Dataset records
* * *
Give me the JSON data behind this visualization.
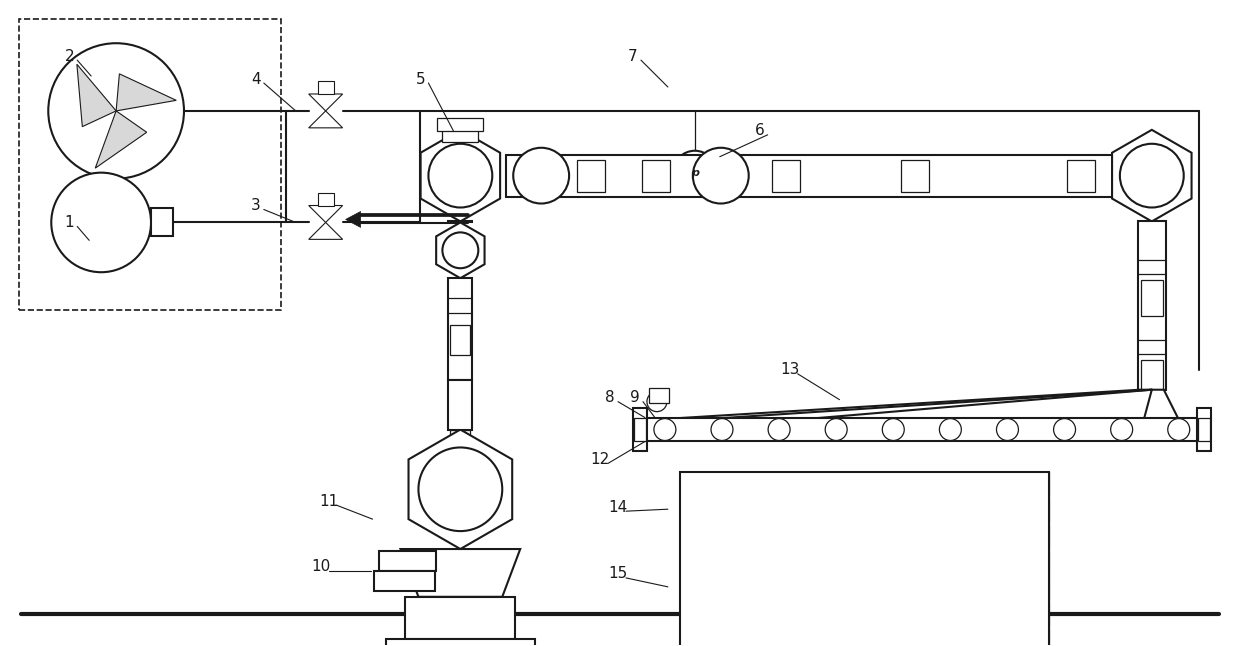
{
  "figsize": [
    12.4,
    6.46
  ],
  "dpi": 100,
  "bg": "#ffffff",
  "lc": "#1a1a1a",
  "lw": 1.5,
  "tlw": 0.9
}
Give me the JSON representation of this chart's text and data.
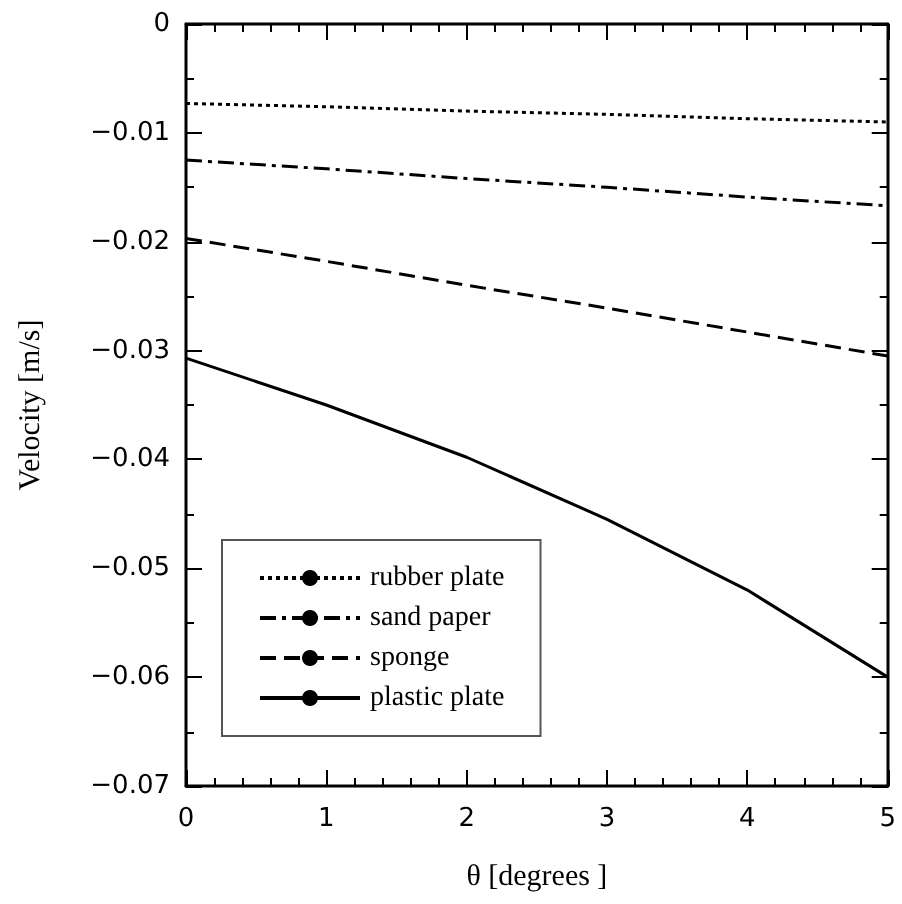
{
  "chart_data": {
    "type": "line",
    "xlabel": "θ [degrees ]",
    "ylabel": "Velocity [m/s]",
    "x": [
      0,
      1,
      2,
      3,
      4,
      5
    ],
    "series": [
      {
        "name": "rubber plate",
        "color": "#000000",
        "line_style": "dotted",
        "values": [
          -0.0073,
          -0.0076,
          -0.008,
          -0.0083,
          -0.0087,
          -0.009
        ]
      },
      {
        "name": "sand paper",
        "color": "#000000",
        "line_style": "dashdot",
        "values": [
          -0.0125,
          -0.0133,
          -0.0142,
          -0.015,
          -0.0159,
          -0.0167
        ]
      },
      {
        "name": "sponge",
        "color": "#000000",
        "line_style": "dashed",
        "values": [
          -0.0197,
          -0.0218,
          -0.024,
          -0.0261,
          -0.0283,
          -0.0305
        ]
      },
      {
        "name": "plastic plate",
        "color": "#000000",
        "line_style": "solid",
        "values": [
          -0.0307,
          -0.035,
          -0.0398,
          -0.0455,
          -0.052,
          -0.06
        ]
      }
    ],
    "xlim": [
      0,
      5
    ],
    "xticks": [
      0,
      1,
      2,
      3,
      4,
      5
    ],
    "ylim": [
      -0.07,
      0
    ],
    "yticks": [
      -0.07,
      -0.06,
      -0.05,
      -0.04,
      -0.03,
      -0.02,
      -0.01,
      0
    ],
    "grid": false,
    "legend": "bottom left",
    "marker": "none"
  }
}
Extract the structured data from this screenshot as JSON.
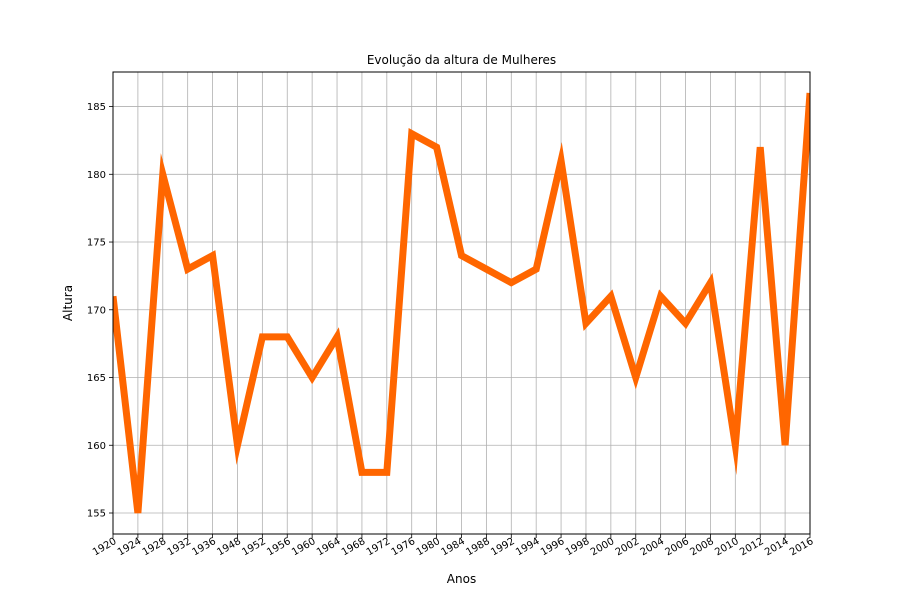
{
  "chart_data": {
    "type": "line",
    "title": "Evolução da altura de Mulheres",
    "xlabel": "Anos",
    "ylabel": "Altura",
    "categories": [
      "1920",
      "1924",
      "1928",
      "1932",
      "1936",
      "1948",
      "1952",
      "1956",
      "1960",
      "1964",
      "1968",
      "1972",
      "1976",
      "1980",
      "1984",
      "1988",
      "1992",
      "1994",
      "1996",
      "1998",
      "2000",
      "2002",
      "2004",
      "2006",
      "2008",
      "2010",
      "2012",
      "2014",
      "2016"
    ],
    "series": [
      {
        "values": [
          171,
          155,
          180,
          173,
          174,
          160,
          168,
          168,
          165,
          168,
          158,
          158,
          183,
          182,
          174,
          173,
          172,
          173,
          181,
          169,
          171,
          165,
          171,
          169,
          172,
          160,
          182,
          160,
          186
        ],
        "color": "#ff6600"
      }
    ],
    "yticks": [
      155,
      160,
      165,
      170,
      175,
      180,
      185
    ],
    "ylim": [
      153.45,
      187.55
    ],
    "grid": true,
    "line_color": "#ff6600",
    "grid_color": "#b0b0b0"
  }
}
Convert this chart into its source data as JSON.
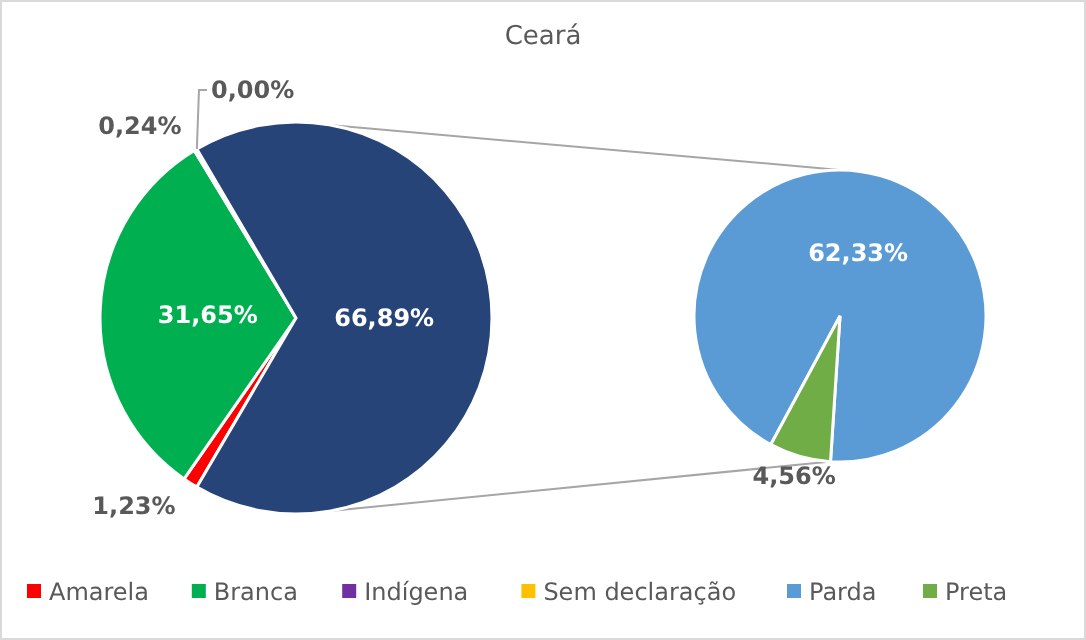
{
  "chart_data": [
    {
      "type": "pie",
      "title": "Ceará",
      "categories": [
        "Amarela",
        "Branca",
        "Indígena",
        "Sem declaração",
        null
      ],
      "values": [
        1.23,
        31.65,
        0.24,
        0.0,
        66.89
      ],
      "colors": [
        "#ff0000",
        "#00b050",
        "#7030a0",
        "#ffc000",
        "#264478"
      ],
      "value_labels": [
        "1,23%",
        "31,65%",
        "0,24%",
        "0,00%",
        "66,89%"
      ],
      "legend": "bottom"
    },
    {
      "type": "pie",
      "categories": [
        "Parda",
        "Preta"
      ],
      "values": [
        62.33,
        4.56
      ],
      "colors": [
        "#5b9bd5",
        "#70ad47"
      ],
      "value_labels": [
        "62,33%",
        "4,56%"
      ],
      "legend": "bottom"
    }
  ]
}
* * *
== What you will do ==
Retype each record exactly as it stands, but do not include the pictures.

== Solved problem ==
Give me the JSON data behind this visualization.
{
  "figsize": [
    12.4,
    6.46
  ],
  "dpi": 100,
  "bg": "#ffffff",
  "lc": "#1a1a1a",
  "lw": 1.5,
  "tlw": 0.9
}
Give me the JSON representation of this chart's text and data.
{
  "chart_data": {
    "type": "line",
    "xlabel": "θ [degrees ]",
    "ylabel": "Velocity [m/s]",
    "x": [
      0,
      1,
      2,
      3,
      4,
      5
    ],
    "series": [
      {
        "name": "rubber plate",
        "color": "#000000",
        "line_style": "dotted",
        "values": [
          -0.0073,
          -0.0076,
          -0.008,
          -0.0083,
          -0.0087,
          -0.009
        ]
      },
      {
        "name": "sand paper",
        "color": "#000000",
        "line_style": "dashdot",
        "values": [
          -0.0125,
          -0.0133,
          -0.0142,
          -0.015,
          -0.0159,
          -0.0167
        ]
      },
      {
        "name": "sponge",
        "color": "#000000",
        "line_style": "dashed",
        "values": [
          -0.0197,
          -0.0218,
          -0.024,
          -0.0261,
          -0.0283,
          -0.0305
        ]
      },
      {
        "name": "plastic plate",
        "color": "#000000",
        "line_style": "solid",
        "values": [
          -0.0307,
          -0.035,
          -0.0398,
          -0.0455,
          -0.052,
          -0.06
        ]
      }
    ],
    "xlim": [
      0,
      5
    ],
    "xticks": [
      0,
      1,
      2,
      3,
      4,
      5
    ],
    "ylim": [
      -0.07,
      0
    ],
    "yticks": [
      -0.07,
      -0.06,
      -0.05,
      -0.04,
      -0.03,
      -0.02,
      -0.01,
      0
    ],
    "grid": false,
    "legend": "bottom left",
    "marker": "none"
  }
}
Extract the structured data from this screenshot as JSON.
{
  "chart_data": {
    "type": "line",
    "title": "Evolução da altura de Mulheres",
    "xlabel": "Anos",
    "ylabel": "Altura",
    "categories": [
      "1920",
      "1924",
      "1928",
      "1932",
      "1936",
      "1948",
      "1952",
      "1956",
      "1960",
      "1964",
      "1968",
      "1972",
      "1976",
      "1980",
      "1984",
      "1988",
      "1992",
      "1994",
      "1996",
      "1998",
      "2000",
      "2002",
      "2004",
      "2006",
      "2008",
      "2010",
      "2012",
      "2014",
      "2016"
    ],
    "series": [
      {
        "values": [
          171,
          155,
          180,
          173,
          174,
          160,
          168,
          168,
          165,
          168,
          158,
          158,
          183,
          182,
          174,
          173,
          172,
          173,
          181,
          169,
          171,
          165,
          171,
          169,
          172,
          160,
          182,
          160,
          186
        ],
        "color": "#ff6600"
      }
    ],
    "yticks": [
      155,
      160,
      165,
      170,
      175,
      180,
      185
    ],
    "ylim": [
      153.45,
      187.55
    ],
    "grid": true,
    "line_color": "#ff6600",
    "grid_color": "#b0b0b0"
  }
}
Convert this chart into its source data as JSON.
{
  "chart_data": [
    {
      "type": "pie",
      "title": "Ceará",
      "categories": [
        "Amarela",
        "Branca",
        "Indígena",
        "Sem declaração",
        null
      ],
      "values": [
        1.23,
        31.65,
        0.24,
        0.0,
        66.89
      ],
      "colors": [
        "#ff0000",
        "#00b050",
        "#7030a0",
        "#ffc000",
        "#264478"
      ],
      "value_labels": [
        "1,23%",
        "31,65%",
        "0,24%",
        "0,00%",
        "66,89%"
      ],
      "legend": "bottom"
    },
    {
      "type": "pie",
      "categories": [
        "Parda",
        "Preta"
      ],
      "values": [
        62.33,
        4.56
      ],
      "colors": [
        "#5b9bd5",
        "#70ad47"
      ],
      "value_labels": [
        "62,33%",
        "4,56%"
      ],
      "legend": "bottom"
    }
  ]
}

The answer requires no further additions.